Element and region listings:
>>>

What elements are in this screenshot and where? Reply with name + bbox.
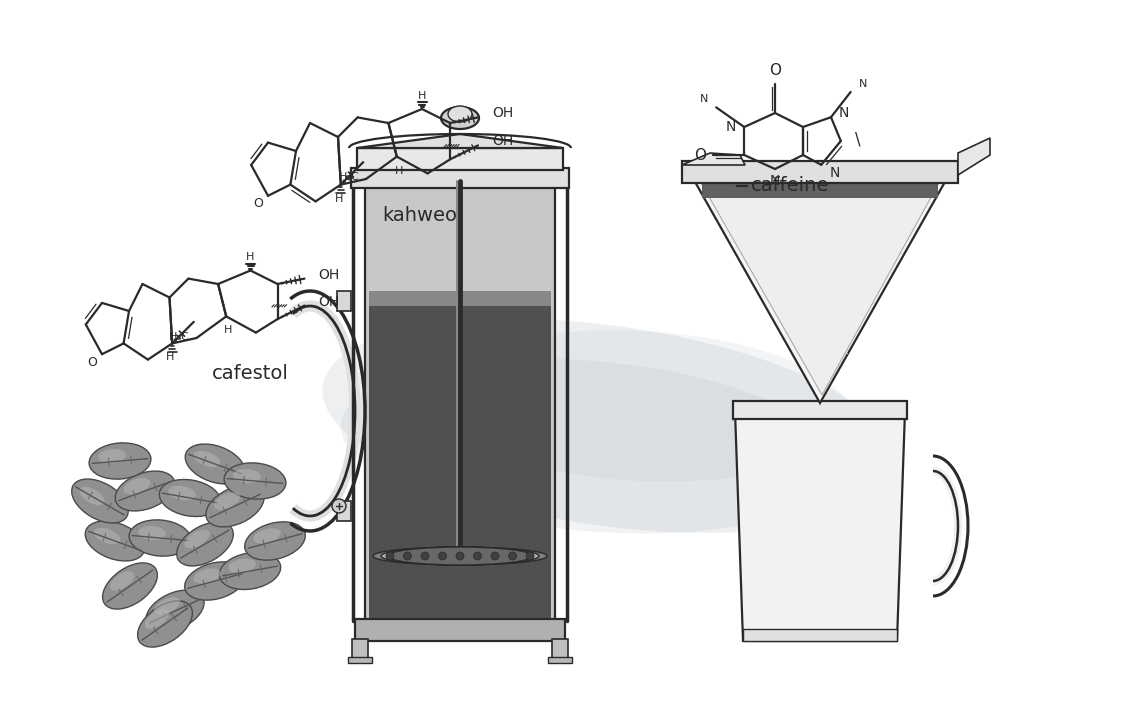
Text: N: N: [829, 166, 840, 180]
Ellipse shape: [214, 492, 240, 510]
Ellipse shape: [253, 528, 280, 544]
Ellipse shape: [228, 558, 255, 573]
Text: kahweol: kahweol: [382, 206, 462, 225]
Circle shape: [403, 552, 411, 560]
Text: N: N: [699, 95, 709, 104]
Polygon shape: [337, 291, 351, 311]
Polygon shape: [357, 148, 563, 170]
Ellipse shape: [85, 521, 145, 561]
Text: H: H: [418, 91, 426, 101]
Text: H₃C: H₃C: [170, 332, 190, 342]
Polygon shape: [733, 401, 907, 419]
Circle shape: [332, 499, 346, 513]
Polygon shape: [744, 629, 897, 641]
Ellipse shape: [373, 547, 547, 565]
Text: \: \: [854, 130, 860, 148]
Circle shape: [525, 552, 534, 560]
Text: N: N: [725, 120, 737, 134]
Text: N: N: [770, 174, 780, 188]
Ellipse shape: [103, 563, 157, 609]
Polygon shape: [958, 138, 990, 175]
Ellipse shape: [341, 359, 840, 534]
Text: OH: OH: [319, 294, 340, 309]
Circle shape: [492, 552, 499, 560]
Circle shape: [386, 552, 394, 560]
Text: H: H: [166, 352, 174, 362]
Text: O: O: [695, 148, 706, 162]
Polygon shape: [348, 657, 372, 663]
Text: O: O: [770, 63, 781, 78]
Ellipse shape: [159, 479, 220, 517]
Polygon shape: [353, 639, 368, 661]
Text: H: H: [246, 253, 254, 263]
Ellipse shape: [138, 526, 166, 540]
Polygon shape: [699, 181, 940, 395]
Ellipse shape: [146, 590, 205, 632]
Ellipse shape: [431, 330, 850, 481]
Ellipse shape: [71, 479, 129, 523]
Polygon shape: [734, 411, 905, 641]
Ellipse shape: [233, 469, 261, 483]
Ellipse shape: [185, 444, 245, 484]
Text: H: H: [224, 325, 233, 335]
Text: N: N: [859, 79, 867, 89]
Text: cafestol: cafestol: [212, 364, 289, 383]
Text: OH: OH: [492, 134, 513, 148]
Circle shape: [508, 552, 516, 560]
Ellipse shape: [381, 547, 539, 565]
Text: N: N: [838, 106, 850, 120]
Ellipse shape: [98, 449, 125, 463]
Polygon shape: [551, 639, 568, 661]
Circle shape: [457, 552, 464, 560]
Text: OH: OH: [319, 268, 340, 282]
Ellipse shape: [219, 553, 280, 590]
Ellipse shape: [386, 547, 533, 565]
Polygon shape: [690, 173, 950, 403]
Ellipse shape: [110, 571, 134, 591]
Ellipse shape: [168, 486, 195, 501]
Polygon shape: [702, 181, 938, 198]
Ellipse shape: [245, 522, 305, 560]
Ellipse shape: [115, 471, 175, 511]
Text: H₃C: H₃C: [339, 172, 359, 182]
Polygon shape: [357, 134, 563, 148]
Polygon shape: [548, 657, 572, 663]
Text: OH: OH: [492, 107, 513, 121]
Ellipse shape: [145, 609, 170, 629]
Polygon shape: [683, 161, 958, 183]
Ellipse shape: [123, 478, 150, 494]
Text: H: H: [394, 166, 403, 176]
Ellipse shape: [94, 528, 121, 544]
Ellipse shape: [79, 486, 105, 505]
Ellipse shape: [193, 568, 220, 584]
Polygon shape: [365, 186, 555, 621]
Text: H: H: [334, 193, 344, 203]
Text: O: O: [253, 197, 263, 210]
Ellipse shape: [176, 522, 233, 566]
Ellipse shape: [129, 520, 191, 556]
Text: O: O: [87, 356, 97, 369]
Ellipse shape: [138, 601, 192, 647]
Ellipse shape: [441, 107, 479, 129]
Ellipse shape: [206, 485, 264, 527]
Ellipse shape: [154, 597, 180, 615]
Ellipse shape: [447, 106, 472, 122]
Polygon shape: [355, 619, 565, 641]
Circle shape: [473, 552, 481, 560]
Polygon shape: [370, 291, 551, 306]
Ellipse shape: [184, 530, 210, 549]
Ellipse shape: [193, 451, 220, 467]
Polygon shape: [337, 501, 351, 521]
Polygon shape: [351, 168, 570, 188]
Ellipse shape: [322, 319, 897, 533]
Circle shape: [421, 552, 429, 560]
Ellipse shape: [184, 562, 245, 600]
Polygon shape: [370, 291, 551, 621]
Ellipse shape: [89, 443, 151, 479]
Ellipse shape: [224, 463, 286, 499]
Circle shape: [438, 552, 446, 560]
Text: caffeine: caffeine: [751, 176, 829, 196]
Polygon shape: [683, 153, 745, 165]
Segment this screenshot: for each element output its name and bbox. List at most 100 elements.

<<<

** Written problem **
Report each line of the items above that contains the string "name".

** Exercise output **
What elements are in this screenshot and where? Reply with name + bbox.
Segment this screenshot: for each element output its name and bbox. List at most 100 elements.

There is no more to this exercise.